◆ Prompt
Below is the data. Give it again, complete and exact.

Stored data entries
..............................
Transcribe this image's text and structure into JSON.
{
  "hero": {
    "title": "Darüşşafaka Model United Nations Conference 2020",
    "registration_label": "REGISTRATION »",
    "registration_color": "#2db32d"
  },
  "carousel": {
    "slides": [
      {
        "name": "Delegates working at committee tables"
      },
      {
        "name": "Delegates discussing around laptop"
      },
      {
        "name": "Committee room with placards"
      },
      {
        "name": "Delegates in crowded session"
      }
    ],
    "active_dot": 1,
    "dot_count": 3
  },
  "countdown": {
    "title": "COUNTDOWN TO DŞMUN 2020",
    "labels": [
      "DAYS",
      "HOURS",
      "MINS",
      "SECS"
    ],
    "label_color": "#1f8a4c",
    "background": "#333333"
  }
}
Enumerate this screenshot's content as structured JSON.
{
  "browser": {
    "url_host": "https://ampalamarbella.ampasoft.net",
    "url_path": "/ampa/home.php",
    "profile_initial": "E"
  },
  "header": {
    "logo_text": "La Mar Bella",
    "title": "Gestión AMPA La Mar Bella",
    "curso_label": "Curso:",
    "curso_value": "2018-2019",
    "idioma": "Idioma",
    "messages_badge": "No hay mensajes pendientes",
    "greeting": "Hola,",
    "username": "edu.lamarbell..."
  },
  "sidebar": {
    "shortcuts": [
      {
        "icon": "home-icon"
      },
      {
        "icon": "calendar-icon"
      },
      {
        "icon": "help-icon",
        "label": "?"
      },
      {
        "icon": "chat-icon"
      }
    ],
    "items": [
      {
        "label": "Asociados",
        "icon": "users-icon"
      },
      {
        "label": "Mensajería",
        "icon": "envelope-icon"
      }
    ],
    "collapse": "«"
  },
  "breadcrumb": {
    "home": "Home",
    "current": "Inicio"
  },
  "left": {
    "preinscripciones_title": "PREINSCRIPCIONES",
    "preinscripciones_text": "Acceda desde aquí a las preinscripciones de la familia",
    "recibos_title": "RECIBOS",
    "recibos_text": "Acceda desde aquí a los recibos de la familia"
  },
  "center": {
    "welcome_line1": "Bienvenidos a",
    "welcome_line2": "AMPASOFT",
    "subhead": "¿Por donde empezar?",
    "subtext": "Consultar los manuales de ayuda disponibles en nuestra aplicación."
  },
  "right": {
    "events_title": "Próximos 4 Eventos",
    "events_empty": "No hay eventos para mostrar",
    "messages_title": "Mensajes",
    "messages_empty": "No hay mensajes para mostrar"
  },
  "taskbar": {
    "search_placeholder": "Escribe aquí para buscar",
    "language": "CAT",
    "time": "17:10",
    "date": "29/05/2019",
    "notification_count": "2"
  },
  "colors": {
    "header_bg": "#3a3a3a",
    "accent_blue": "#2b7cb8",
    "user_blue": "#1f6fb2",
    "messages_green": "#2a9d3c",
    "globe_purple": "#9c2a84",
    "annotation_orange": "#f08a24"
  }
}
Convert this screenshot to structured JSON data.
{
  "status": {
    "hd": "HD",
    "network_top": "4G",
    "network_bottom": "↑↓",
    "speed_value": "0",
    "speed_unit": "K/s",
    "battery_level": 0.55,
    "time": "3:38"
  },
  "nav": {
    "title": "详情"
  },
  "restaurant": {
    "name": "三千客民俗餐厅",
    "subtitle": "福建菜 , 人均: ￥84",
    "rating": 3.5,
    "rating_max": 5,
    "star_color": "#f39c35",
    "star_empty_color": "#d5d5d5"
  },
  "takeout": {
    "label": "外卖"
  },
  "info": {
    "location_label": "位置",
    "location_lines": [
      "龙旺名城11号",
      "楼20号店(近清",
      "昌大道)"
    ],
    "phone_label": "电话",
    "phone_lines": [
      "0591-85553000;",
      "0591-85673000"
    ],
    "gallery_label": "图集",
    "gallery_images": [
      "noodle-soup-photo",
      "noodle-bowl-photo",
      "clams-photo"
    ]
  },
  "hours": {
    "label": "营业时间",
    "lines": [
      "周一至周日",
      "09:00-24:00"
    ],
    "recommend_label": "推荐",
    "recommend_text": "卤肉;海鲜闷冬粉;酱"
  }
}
..............................
◆ Result for this task
Transcribe this image's text and structure into JSON.
{
  "hero": {
    "title": "Darüşşafaka Model United Nations Conference 2020",
    "registration_label": "REGISTRATION »",
    "registration_color": "#2db32d"
  },
  "carousel": {
    "slides": [
      {
        "name": "Delegates working at committee tables"
      },
      {
        "name": "Delegates discussing around laptop"
      },
      {
        "name": "Committee room with placards"
      },
      {
        "name": "Delegates in crowded session"
      }
    ],
    "active_dot": 1,
    "dot_count": 3
  },
  "countdown": {
    "title": "COUNTDOWN TO DŞMUN 2020",
    "labels": [
      "DAYS",
      "HOURS",
      "MINS",
      "SECS"
    ],
    "label_color": "#1f8a4c",
    "background": "#333333"
  }
}
Enumerate this screenshot's content as structured JSON.
{
  "browser": {
    "url_host": "https://ampalamarbella.ampasoft.net",
    "url_path": "/ampa/home.php",
    "profile_initial": "E"
  },
  "header": {
    "logo_text": "La Mar Bella",
    "title": "Gestión AMPA La Mar Bella",
    "curso_label": "Curso:",
    "curso_value": "2018-2019",
    "idioma": "Idioma",
    "messages_badge": "No hay mensajes pendientes",
    "greeting": "Hola,",
    "username": "edu.lamarbell..."
  },
  "sidebar": {
    "shortcuts": [
      {
        "icon": "home-icon"
      },
      {
        "icon": "calendar-icon"
      },
      {
        "icon": "help-icon",
        "label": "?"
      },
      {
        "icon": "chat-icon"
      }
    ],
    "items": [
      {
        "label": "Asociados",
        "icon": "users-icon"
      },
      {
        "label": "Mensajería",
        "icon": "envelope-icon"
      }
    ],
    "collapse": "«"
  },
  "breadcrumb": {
    "home": "Home",
    "current": "Inicio"
  },
  "left": {
    "preinscripciones_title": "PREINSCRIPCIONES",
    "preinscripciones_text": "Acceda desde aquí a las preinscripciones de la familia",
    "recibos_title": "RECIBOS",
    "recibos_text": "Acceda desde aquí a los recibos de la familia"
  },
  "center": {
    "welcome_line1": "Bienvenidos a",
    "welcome_line2": "AMPASOFT",
    "subhead": "¿Por donde empezar?",
    "subtext": "Consultar los manuales de ayuda disponibles en nuestra aplicación."
  },
  "right": {
    "events_title": "Próximos 4 Eventos",
    "events_empty": "No hay eventos para mostrar",
    "messages_title": "Mensajes",
    "messages_empty": "No hay mensajes para mostrar"
  },
  "taskbar": {
    "search_placeholder": "Escribe aquí para buscar",
    "language": "CAT",
    "time": "17:10",
    "date": "29/05/2019",
    "notification_count": "2"
  },
  "colors": {
    "header_bg": "#3a3a3a",
    "accent_blue": "#2b7cb8",
    "user_blue": "#1f6fb2",
    "messages_green": "#2a9d3c",
    "globe_purple": "#9c2a84",
    "annotation_orange": "#f08a24"
  }
}
Convert this screenshot to structured JSON data.
{
  "status": {
    "hd": "HD",
    "network_top": "4G",
    "network_bottom": "↑↓",
    "speed_value": "0",
    "speed_unit": "K/s",
    "battery_level": 0.55,
    "time": "3:38"
  },
  "nav": {
    "title": "详情"
  },
  "restaurant": {
    "name": "三千客民俗餐厅",
    "subtitle": "福建菜 , 人均: ￥84",
    "rating": 3.5,
    "rating_max": 5,
    "star_color": "#f39c35",
    "star_empty_color": "#d5d5d5"
  },
  "takeout": {
    "label": "外卖"
  },
  "info": {
    "location_label": "位置",
    "location_lines": [
      "龙旺名城11号",
      "楼20号店(近清",
      "昌大道)"
    ],
    "phone_label": "电话",
    "phone_lines": [
      "0591-85553000;",
      "0591-85673000"
    ],
    "gallery_label": "图集",
    "gallery_images": [
      "noodle-soup-photo",
      "noodle-bowl-photo",
      "clams-photo"
    ]
  },
  "hours": {
    "label": "营业时间",
    "lines": [
      "周一至周日",
      "09:00-24:00"
    ],
    "recommend_label": "推荐",
    "recommend_text": "卤肉;海鲜闷冬粉;酱"
  }
}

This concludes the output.